►
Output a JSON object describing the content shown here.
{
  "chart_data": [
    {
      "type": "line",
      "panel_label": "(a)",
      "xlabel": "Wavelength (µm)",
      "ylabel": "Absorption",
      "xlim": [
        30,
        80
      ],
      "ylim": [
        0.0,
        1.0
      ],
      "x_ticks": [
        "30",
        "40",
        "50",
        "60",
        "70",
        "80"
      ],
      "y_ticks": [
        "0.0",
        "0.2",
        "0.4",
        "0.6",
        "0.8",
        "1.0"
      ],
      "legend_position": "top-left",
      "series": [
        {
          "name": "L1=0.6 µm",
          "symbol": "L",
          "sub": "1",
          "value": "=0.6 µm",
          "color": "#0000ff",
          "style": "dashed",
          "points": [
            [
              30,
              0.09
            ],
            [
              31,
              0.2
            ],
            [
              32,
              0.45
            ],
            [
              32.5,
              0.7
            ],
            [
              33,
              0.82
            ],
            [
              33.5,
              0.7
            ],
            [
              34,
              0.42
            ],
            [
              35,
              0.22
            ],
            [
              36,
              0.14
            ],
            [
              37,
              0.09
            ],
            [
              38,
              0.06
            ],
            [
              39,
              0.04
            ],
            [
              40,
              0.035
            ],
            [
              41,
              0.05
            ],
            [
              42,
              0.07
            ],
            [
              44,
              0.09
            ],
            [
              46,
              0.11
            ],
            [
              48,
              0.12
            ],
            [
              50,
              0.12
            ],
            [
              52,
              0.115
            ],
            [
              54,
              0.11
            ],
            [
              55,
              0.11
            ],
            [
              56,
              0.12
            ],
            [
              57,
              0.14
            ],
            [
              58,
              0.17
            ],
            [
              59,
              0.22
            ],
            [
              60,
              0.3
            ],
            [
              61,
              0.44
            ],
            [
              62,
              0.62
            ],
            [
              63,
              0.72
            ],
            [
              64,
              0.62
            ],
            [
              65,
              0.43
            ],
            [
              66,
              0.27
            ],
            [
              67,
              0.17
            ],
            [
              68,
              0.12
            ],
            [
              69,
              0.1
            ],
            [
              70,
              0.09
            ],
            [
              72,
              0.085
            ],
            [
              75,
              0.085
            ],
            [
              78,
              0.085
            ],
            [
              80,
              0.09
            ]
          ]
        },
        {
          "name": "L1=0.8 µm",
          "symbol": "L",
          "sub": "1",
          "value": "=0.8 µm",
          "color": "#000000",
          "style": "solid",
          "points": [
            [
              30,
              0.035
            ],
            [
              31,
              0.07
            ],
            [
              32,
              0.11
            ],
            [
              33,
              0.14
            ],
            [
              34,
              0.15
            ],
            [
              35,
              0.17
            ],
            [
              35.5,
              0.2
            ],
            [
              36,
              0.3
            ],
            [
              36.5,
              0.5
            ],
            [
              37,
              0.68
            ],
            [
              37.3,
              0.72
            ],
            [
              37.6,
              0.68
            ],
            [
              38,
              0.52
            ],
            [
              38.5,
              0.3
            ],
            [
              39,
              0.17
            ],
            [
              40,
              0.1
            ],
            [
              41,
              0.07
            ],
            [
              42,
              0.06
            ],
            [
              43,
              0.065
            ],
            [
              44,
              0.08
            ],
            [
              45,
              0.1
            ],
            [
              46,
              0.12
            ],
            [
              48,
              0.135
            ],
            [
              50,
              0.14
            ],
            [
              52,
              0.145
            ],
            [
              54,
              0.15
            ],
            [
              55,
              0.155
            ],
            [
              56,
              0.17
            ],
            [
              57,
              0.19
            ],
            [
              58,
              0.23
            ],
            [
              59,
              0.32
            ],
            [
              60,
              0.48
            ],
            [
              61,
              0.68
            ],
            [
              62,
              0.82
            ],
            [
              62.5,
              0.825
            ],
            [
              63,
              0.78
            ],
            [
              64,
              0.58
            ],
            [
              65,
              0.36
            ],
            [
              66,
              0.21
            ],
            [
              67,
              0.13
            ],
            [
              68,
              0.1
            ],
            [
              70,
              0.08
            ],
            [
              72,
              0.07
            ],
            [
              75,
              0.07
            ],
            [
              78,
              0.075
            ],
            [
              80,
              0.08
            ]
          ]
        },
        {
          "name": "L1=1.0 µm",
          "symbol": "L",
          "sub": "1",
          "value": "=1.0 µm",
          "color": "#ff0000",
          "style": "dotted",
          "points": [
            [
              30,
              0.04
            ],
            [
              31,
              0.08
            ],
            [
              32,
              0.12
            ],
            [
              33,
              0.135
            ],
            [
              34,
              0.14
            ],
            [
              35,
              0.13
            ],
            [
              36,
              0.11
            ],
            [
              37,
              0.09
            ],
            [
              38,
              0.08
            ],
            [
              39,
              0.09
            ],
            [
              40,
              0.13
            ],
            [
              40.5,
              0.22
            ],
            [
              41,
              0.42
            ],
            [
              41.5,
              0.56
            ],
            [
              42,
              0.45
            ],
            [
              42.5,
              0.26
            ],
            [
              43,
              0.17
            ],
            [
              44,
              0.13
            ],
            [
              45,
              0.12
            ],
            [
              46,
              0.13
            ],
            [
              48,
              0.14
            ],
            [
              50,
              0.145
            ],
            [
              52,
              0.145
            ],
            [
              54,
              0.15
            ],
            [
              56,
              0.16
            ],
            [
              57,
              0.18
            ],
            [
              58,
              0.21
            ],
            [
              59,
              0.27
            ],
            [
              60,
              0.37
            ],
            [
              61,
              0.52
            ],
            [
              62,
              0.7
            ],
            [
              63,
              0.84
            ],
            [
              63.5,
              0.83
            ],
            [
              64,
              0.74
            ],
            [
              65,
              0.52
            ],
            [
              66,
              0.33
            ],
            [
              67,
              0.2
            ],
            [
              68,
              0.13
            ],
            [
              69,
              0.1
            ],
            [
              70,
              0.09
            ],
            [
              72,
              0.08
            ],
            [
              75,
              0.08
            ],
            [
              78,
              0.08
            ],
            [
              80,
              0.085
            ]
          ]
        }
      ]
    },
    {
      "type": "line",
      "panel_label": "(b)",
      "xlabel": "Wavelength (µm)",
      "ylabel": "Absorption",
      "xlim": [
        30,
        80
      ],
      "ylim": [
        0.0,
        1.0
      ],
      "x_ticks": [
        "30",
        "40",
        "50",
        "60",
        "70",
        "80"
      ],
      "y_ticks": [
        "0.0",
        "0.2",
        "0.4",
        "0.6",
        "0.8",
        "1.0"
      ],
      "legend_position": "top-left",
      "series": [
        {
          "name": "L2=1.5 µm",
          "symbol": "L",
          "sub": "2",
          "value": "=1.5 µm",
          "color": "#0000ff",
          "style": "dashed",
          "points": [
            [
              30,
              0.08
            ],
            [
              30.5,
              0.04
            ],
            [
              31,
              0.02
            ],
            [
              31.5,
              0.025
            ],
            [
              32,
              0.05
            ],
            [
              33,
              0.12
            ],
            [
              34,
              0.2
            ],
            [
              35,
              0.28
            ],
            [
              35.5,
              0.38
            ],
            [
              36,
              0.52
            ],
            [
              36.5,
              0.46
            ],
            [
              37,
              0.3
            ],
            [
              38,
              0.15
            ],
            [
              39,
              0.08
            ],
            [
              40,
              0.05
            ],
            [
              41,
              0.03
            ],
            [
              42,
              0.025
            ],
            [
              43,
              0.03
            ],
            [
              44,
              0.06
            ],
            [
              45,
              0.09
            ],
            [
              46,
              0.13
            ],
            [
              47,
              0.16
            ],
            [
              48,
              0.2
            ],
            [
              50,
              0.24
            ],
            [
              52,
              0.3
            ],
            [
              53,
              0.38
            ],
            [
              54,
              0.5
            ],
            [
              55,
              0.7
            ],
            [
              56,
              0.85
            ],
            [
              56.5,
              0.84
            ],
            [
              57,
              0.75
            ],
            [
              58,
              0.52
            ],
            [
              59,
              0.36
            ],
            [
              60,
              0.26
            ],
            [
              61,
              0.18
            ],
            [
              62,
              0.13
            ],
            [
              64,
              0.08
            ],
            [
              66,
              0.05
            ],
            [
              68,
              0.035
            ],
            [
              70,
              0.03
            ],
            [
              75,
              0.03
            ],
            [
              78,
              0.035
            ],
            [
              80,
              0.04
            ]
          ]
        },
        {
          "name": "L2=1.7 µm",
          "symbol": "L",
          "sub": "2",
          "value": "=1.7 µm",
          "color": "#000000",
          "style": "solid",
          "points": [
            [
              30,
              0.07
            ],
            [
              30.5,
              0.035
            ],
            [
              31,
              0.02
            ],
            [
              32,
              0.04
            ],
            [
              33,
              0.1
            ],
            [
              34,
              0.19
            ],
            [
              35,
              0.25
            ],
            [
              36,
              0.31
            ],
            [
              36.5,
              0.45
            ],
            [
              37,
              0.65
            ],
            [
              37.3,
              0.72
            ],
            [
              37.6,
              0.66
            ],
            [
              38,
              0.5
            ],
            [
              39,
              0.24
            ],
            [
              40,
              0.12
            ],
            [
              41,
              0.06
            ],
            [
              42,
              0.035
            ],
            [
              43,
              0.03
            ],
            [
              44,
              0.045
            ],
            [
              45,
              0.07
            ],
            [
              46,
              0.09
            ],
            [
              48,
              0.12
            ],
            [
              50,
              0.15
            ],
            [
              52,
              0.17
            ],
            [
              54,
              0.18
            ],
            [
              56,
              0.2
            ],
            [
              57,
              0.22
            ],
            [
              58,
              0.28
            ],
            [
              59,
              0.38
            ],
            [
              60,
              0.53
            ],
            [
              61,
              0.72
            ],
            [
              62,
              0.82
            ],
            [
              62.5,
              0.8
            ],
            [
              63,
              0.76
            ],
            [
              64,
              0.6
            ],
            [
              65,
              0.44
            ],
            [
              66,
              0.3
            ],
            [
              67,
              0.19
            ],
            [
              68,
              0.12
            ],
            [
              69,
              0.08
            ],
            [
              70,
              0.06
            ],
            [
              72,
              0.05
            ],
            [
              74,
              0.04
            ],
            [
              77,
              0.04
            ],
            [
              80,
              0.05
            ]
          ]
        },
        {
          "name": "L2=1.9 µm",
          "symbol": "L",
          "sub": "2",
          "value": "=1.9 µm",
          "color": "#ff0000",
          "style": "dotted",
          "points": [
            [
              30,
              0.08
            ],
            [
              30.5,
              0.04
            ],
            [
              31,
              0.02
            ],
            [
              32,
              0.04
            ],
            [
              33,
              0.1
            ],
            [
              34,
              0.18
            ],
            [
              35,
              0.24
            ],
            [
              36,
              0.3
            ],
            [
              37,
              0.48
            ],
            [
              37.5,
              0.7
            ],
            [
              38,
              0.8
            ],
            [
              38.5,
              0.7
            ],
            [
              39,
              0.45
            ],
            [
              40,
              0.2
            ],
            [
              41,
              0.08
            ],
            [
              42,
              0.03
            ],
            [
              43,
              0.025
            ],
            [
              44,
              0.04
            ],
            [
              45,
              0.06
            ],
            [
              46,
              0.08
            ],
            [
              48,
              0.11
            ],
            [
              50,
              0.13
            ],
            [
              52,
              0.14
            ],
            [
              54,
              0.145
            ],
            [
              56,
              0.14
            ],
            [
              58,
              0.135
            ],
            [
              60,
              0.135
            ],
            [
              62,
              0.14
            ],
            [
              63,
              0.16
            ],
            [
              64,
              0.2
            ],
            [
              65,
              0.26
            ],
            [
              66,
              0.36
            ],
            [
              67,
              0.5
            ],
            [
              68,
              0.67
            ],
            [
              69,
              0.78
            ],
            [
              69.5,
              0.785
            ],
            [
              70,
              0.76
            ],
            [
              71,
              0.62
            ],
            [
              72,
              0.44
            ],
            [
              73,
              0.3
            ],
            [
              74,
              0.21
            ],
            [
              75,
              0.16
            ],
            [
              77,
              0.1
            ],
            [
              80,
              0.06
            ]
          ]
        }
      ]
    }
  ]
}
◄
PROMPT :: Report how many lines of the preceding records include "value". Output the number only.

RESULT OF THIS TASK :: 6